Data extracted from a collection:
╭──
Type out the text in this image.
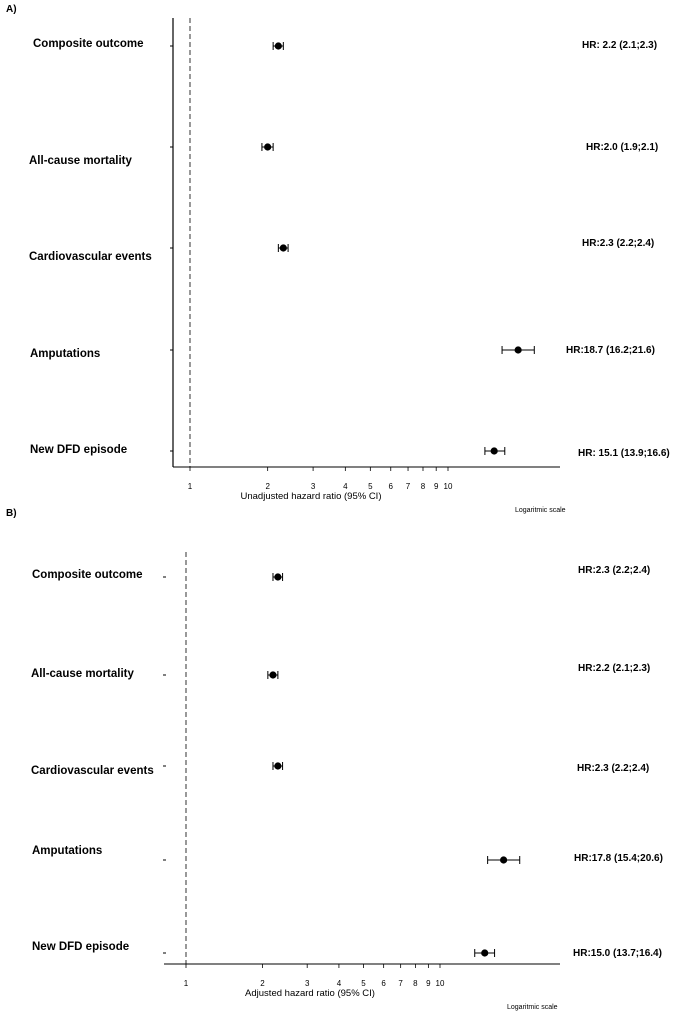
A)
Composite outcome
All-cause mortality
Cardiovascular events
Amputations
New DFD episode
HR: 2.2 (2.1;2.3)
HR:2.0 (1.9;2.1)
HR:2.3 (2.2;2.4)
HR:18.7 (16.2;21.6)
HR: 15.1 (13.9;16.6)
1	2	3	4	5 6 7 8 9 10
Unadjusted hazard ratio (95% CI)
Logaritmic scale
B)
Composite outcome
All-cause mortality
Cardiovascular events
Amputations
New DFD episode
HR:2.3 (2.2;2.4)
HR:2.2 (2.1;2.3)
HR:2.3 (2.2;2.4)
HR:17.8 (15.4;20.6)
HR:15.0 (13.7;16.4)
1	2	3	4	5 6 7 8 9 10
Adjusted hazard ratio (95% CI)
Logaritmic scale
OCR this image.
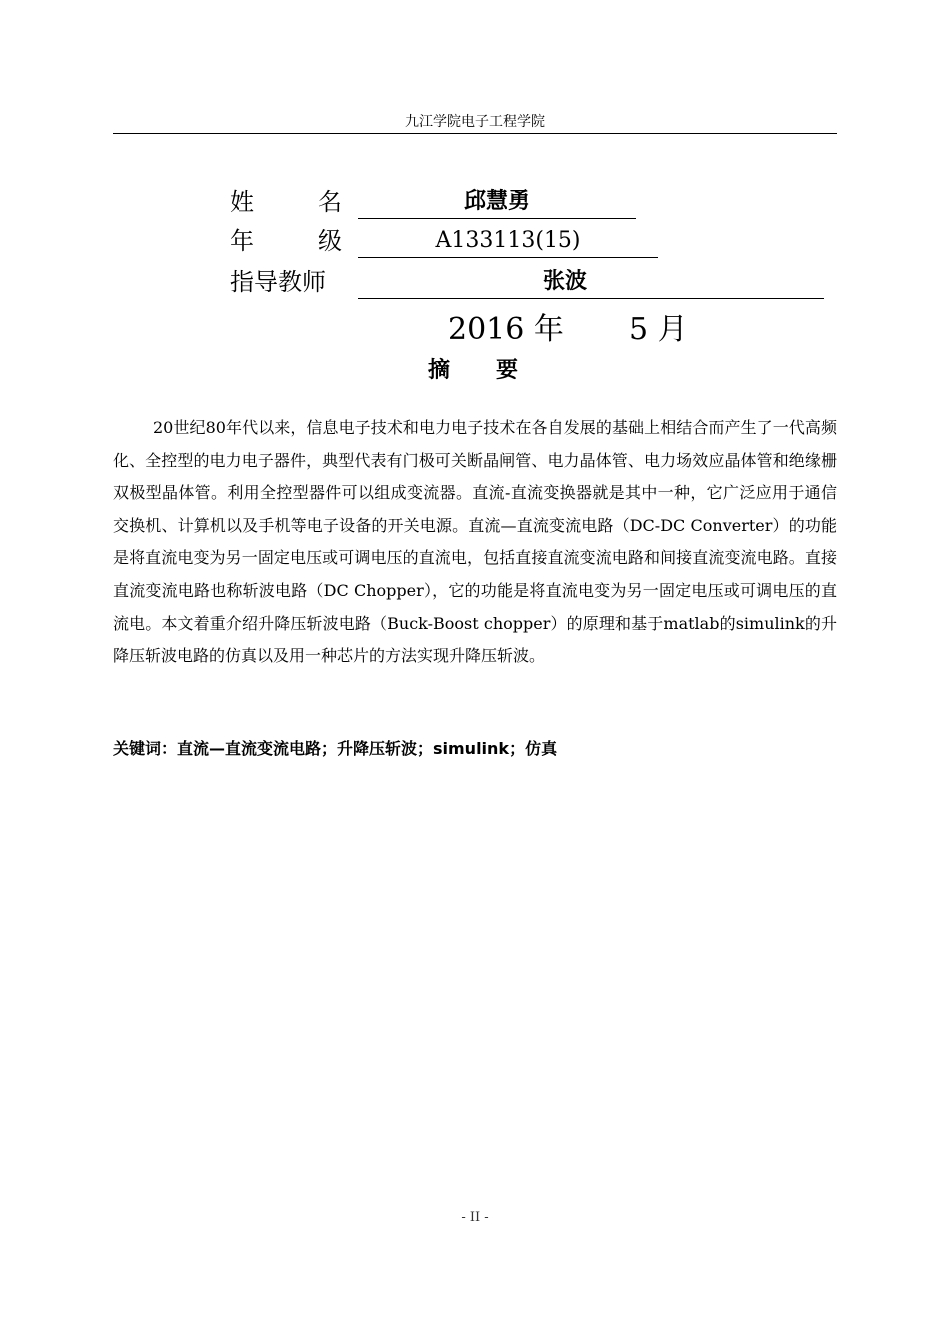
九江学院电子工程学院
姓	名	邱慧勇
年	级	A133113(15)
指导教师	张波
2016 年 5 月
摘 要

20世纪80年代以来，信息电子技术和电力电子技术在各自发展的基础上相结合而产生了一代高频化、全控型的电力电子器件，典型代表有门极可关断晶闸管、电力晶体管、电力场效应晶体管和绝缘栅双极型晶体管。利用全控型器件可以组成变流器。直流-直流变换器就是其中一种，它广泛应用于通信交换机、计算机以及手机等电子设备的开关电源。直流—直流变流电路（DC-DC Converter）的功能是将直流电变为另一固定电压或可调电压的直流电，包括直接直流变流电路和间接直流变流电路。直接直流变流电路也称斩波电路（DC Chopper），它的功能是将直流电变为另一固定电压或可调电压的直流电。本文着重介绍升降压斩波电路（Buck-Boost chopper）的原理和基于matlab的simulink的升降压斩波电路的仿真以及用一种芯片的方法实现升降压斩波。

关键词：直流—直流变流电路；升降压斩波；simulink；仿真
- II -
╰──
THE EXERCISE:
Look over the material above and show each line where "ratio" appears.

RESULT FOR THIS TASK:
Unadjusted hazard ratio (95% CI)
Adjusted hazard ratio (95% CI)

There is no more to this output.